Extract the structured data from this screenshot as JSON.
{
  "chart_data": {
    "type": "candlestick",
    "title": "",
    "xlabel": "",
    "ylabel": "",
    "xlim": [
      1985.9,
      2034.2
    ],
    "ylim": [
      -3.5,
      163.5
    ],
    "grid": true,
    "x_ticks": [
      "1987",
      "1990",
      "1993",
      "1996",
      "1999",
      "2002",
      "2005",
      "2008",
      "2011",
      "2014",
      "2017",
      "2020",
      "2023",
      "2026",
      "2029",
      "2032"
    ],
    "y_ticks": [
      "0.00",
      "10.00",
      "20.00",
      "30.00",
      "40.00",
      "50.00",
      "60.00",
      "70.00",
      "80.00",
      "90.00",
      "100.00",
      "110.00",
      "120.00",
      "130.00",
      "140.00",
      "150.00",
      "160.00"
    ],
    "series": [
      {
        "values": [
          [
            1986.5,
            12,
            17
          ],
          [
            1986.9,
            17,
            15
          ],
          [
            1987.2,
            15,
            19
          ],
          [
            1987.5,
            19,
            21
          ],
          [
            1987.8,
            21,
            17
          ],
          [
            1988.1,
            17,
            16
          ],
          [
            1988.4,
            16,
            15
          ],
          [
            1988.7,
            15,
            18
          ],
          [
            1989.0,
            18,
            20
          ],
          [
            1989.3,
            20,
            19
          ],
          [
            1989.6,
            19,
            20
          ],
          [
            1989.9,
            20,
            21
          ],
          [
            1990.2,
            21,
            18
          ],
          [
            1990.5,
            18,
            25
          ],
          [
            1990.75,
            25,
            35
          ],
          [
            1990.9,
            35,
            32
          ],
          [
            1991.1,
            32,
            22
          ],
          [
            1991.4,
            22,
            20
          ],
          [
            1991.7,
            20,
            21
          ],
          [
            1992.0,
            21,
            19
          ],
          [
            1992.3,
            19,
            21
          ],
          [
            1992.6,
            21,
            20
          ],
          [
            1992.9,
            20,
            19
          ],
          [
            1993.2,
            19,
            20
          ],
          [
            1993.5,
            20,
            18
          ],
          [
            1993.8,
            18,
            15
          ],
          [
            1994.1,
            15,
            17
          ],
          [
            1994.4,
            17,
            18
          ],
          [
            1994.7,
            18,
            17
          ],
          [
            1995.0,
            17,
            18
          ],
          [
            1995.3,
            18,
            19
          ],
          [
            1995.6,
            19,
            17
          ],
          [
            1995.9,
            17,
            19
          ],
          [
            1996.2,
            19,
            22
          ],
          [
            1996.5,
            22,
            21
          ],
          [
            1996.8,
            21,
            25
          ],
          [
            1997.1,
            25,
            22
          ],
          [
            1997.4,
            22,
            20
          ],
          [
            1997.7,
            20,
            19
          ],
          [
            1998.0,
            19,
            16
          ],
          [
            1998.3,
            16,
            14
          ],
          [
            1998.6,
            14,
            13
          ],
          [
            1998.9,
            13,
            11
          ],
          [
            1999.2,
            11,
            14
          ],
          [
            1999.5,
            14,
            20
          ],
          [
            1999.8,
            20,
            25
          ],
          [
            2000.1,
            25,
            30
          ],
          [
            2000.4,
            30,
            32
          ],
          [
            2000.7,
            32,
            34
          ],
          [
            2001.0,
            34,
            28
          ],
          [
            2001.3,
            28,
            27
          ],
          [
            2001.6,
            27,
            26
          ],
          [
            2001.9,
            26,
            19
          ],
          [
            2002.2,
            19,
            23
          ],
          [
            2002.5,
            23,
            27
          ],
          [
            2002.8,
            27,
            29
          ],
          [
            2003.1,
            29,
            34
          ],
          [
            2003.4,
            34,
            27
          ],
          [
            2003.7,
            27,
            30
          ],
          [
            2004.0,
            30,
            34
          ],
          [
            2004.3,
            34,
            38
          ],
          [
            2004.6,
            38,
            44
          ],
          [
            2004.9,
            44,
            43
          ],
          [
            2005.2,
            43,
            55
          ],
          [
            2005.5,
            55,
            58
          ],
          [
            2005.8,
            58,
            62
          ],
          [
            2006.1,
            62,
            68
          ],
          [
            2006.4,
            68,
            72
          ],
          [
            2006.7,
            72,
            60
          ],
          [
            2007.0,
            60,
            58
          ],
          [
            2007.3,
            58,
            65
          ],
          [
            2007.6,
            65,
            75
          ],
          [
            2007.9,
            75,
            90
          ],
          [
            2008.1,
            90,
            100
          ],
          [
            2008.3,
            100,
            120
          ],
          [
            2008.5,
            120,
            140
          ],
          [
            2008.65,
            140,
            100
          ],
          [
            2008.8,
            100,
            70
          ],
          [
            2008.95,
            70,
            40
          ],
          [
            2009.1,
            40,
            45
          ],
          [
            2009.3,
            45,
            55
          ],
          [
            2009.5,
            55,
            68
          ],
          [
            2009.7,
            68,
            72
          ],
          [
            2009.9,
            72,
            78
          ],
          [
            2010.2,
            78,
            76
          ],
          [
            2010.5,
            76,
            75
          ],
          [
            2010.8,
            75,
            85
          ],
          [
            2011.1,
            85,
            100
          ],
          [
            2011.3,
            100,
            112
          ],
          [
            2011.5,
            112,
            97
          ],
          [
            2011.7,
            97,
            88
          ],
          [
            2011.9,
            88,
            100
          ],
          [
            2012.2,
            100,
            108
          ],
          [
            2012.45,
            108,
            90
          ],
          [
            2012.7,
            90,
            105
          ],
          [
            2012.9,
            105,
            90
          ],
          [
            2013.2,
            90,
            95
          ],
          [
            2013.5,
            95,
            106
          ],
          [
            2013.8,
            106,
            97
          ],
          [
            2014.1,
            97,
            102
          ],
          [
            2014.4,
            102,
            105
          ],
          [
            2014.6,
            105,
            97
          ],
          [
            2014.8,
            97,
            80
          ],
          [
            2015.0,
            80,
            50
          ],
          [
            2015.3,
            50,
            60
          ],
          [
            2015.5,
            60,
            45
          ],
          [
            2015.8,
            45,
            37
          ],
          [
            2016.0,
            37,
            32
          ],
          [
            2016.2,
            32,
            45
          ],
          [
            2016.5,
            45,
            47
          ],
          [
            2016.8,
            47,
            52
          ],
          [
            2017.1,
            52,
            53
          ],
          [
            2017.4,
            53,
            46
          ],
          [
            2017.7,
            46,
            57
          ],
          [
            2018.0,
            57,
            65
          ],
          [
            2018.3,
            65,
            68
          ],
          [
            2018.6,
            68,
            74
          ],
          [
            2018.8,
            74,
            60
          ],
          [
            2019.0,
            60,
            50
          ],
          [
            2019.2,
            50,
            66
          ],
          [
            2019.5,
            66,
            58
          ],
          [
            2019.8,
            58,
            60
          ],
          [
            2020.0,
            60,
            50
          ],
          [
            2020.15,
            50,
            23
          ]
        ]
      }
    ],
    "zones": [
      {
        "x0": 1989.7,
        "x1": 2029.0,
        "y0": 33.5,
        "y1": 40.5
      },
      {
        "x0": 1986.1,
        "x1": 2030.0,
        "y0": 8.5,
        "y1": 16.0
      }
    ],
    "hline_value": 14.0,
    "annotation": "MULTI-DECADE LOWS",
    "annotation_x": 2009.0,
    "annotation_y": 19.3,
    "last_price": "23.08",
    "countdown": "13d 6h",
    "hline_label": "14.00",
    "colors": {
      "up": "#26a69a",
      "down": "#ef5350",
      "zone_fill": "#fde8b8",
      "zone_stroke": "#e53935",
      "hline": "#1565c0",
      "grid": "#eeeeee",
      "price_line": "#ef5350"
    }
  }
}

* _Your instructions_
Return the listing above word for word.

* _Result of the exercise_
Extract the structured data from this screenshot as JSON.
{
  "chart_data": {
    "type": "candlestick",
    "title": "",
    "xlabel": "",
    "ylabel": "",
    "xlim": [
      1985.9,
      2034.2
    ],
    "ylim": [
      -3.5,
      163.5
    ],
    "grid": true,
    "x_ticks": [
      "1987",
      "1990",
      "1993",
      "1996",
      "1999",
      "2002",
      "2005",
      "2008",
      "2011",
      "2014",
      "2017",
      "2020",
      "2023",
      "2026",
      "2029",
      "2032"
    ],
    "y_ticks": [
      "0.00",
      "10.00",
      "20.00",
      "30.00",
      "40.00",
      "50.00",
      "60.00",
      "70.00",
      "80.00",
      "90.00",
      "100.00",
      "110.00",
      "120.00",
      "130.00",
      "140.00",
      "150.00",
      "160.00"
    ],
    "series": [
      {
        "values": [
          [
            1986.5,
            12,
            17
          ],
          [
            1986.9,
            17,
            15
          ],
          [
            1987.2,
            15,
            19
          ],
          [
            1987.5,
            19,
            21
          ],
          [
            1987.8,
            21,
            17
          ],
          [
            1988.1,
            17,
            16
          ],
          [
            1988.4,
            16,
            15
          ],
          [
            1988.7,
            15,
            18
          ],
          [
            1989.0,
            18,
            20
          ],
          [
            1989.3,
            20,
            19
          ],
          [
            1989.6,
            19,
            20
          ],
          [
            1989.9,
            20,
            21
          ],
          [
            1990.2,
            21,
            18
          ],
          [
            1990.5,
            18,
            25
          ],
          [
            1990.75,
            25,
            35
          ],
          [
            1990.9,
            35,
            32
          ],
          [
            1991.1,
            32,
            22
          ],
          [
            1991.4,
            22,
            20
          ],
          [
            1991.7,
            20,
            21
          ],
          [
            1992.0,
            21,
            19
          ],
          [
            1992.3,
            19,
            21
          ],
          [
            1992.6,
            21,
            20
          ],
          [
            1992.9,
            20,
            19
          ],
          [
            1993.2,
            19,
            20
          ],
          [
            1993.5,
            20,
            18
          ],
          [
            1993.8,
            18,
            15
          ],
          [
            1994.1,
            15,
            17
          ],
          [
            1994.4,
            17,
            18
          ],
          [
            1994.7,
            18,
            17
          ],
          [
            1995.0,
            17,
            18
          ],
          [
            1995.3,
            18,
            19
          ],
          [
            1995.6,
            19,
            17
          ],
          [
            1995.9,
            17,
            19
          ],
          [
            1996.2,
            19,
            22
          ],
          [
            1996.5,
            22,
            21
          ],
          [
            1996.8,
            21,
            25
          ],
          [
            1997.1,
            25,
            22
          ],
          [
            1997.4,
            22,
            20
          ],
          [
            1997.7,
            20,
            19
          ],
          [
            1998.0,
            19,
            16
          ],
          [
            1998.3,
            16,
            14
          ],
          [
            1998.6,
            14,
            13
          ],
          [
            1998.9,
            13,
            11
          ],
          [
            1999.2,
            11,
            14
          ],
          [
            1999.5,
            14,
            20
          ],
          [
            1999.8,
            20,
            25
          ],
          [
            2000.1,
            25,
            30
          ],
          [
            2000.4,
            30,
            32
          ],
          [
            2000.7,
            32,
            34
          ],
          [
            2001.0,
            34,
            28
          ],
          [
            2001.3,
            28,
            27
          ],
          [
            2001.6,
            27,
            26
          ],
          [
            2001.9,
            26,
            19
          ],
          [
            2002.2,
            19,
            23
          ],
          [
            2002.5,
            23,
            27
          ],
          [
            2002.8,
            27,
            29
          ],
          [
            2003.1,
            29,
            34
          ],
          [
            2003.4,
            34,
            27
          ],
          [
            2003.7,
            27,
            30
          ],
          [
            2004.0,
            30,
            34
          ],
          [
            2004.3,
            34,
            38
          ],
          [
            2004.6,
            38,
            44
          ],
          [
            2004.9,
            44,
            43
          ],
          [
            2005.2,
            43,
            55
          ],
          [
            2005.5,
            55,
            58
          ],
          [
            2005.8,
            58,
            62
          ],
          [
            2006.1,
            62,
            68
          ],
          [
            2006.4,
            68,
            72
          ],
          [
            2006.7,
            72,
            60
          ],
          [
            2007.0,
            60,
            58
          ],
          [
            2007.3,
            58,
            65
          ],
          [
            2007.6,
            65,
            75
          ],
          [
            2007.9,
            75,
            90
          ],
          [
            2008.1,
            90,
            100
          ],
          [
            2008.3,
            100,
            120
          ],
          [
            2008.5,
            120,
            140
          ],
          [
            2008.65,
            140,
            100
          ],
          [
            2008.8,
            100,
            70
          ],
          [
            2008.95,
            70,
            40
          ],
          [
            2009.1,
            40,
            45
          ],
          [
            2009.3,
            45,
            55
          ],
          [
            2009.5,
            55,
            68
          ],
          [
            2009.7,
            68,
            72
          ],
          [
            2009.9,
            72,
            78
          ],
          [
            2010.2,
            78,
            76
          ],
          [
            2010.5,
            76,
            75
          ],
          [
            2010.8,
            75,
            85
          ],
          [
            2011.1,
            85,
            100
          ],
          [
            2011.3,
            100,
            112
          ],
          [
            2011.5,
            112,
            97
          ],
          [
            2011.7,
            97,
            88
          ],
          [
            2011.9,
            88,
            100
          ],
          [
            2012.2,
            100,
            108
          ],
          [
            2012.45,
            108,
            90
          ],
          [
            2012.7,
            90,
            105
          ],
          [
            2012.9,
            105,
            90
          ],
          [
            2013.2,
            90,
            95
          ],
          [
            2013.5,
            95,
            106
          ],
          [
            2013.8,
            106,
            97
          ],
          [
            2014.1,
            97,
            102
          ],
          [
            2014.4,
            102,
            105
          ],
          [
            2014.6,
            105,
            97
          ],
          [
            2014.8,
            97,
            80
          ],
          [
            2015.0,
            80,
            50
          ],
          [
            2015.3,
            50,
            60
          ],
          [
            2015.5,
            60,
            45
          ],
          [
            2015.8,
            45,
            37
          ],
          [
            2016.0,
            37,
            32
          ],
          [
            2016.2,
            32,
            45
          ],
          [
            2016.5,
            45,
            47
          ],
          [
            2016.8,
            47,
            52
          ],
          [
            2017.1,
            52,
            53
          ],
          [
            2017.4,
            53,
            46
          ],
          [
            2017.7,
            46,
            57
          ],
          [
            2018.0,
            57,
            65
          ],
          [
            2018.3,
            65,
            68
          ],
          [
            2018.6,
            68,
            74
          ],
          [
            2018.8,
            74,
            60
          ],
          [
            2019.0,
            60,
            50
          ],
          [
            2019.2,
            50,
            66
          ],
          [
            2019.5,
            66,
            58
          ],
          [
            2019.8,
            58,
            60
          ],
          [
            2020.0,
            60,
            50
          ],
          [
            2020.15,
            50,
            23
          ]
        ]
      }
    ],
    "zones": [
      {
        "x0": 1989.7,
        "x1": 2029.0,
        "y0": 33.5,
        "y1": 40.5
      },
      {
        "x0": 1986.1,
        "x1": 2030.0,
        "y0": 8.5,
        "y1": 16.0
      }
    ],
    "hline_value": 14.0,
    "annotation": "MULTI-DECADE LOWS",
    "annotation_x": 2009.0,
    "annotation_y": 19.3,
    "last_price": "23.08",
    "countdown": "13d 6h",
    "hline_label": "14.00",
    "colors": {
      "up": "#26a69a",
      "down": "#ef5350",
      "zone_fill": "#fde8b8",
      "zone_stroke": "#e53935",
      "hline": "#1565c0",
      "grid": "#eeeeee",
      "price_line": "#ef5350"
    }
  }
}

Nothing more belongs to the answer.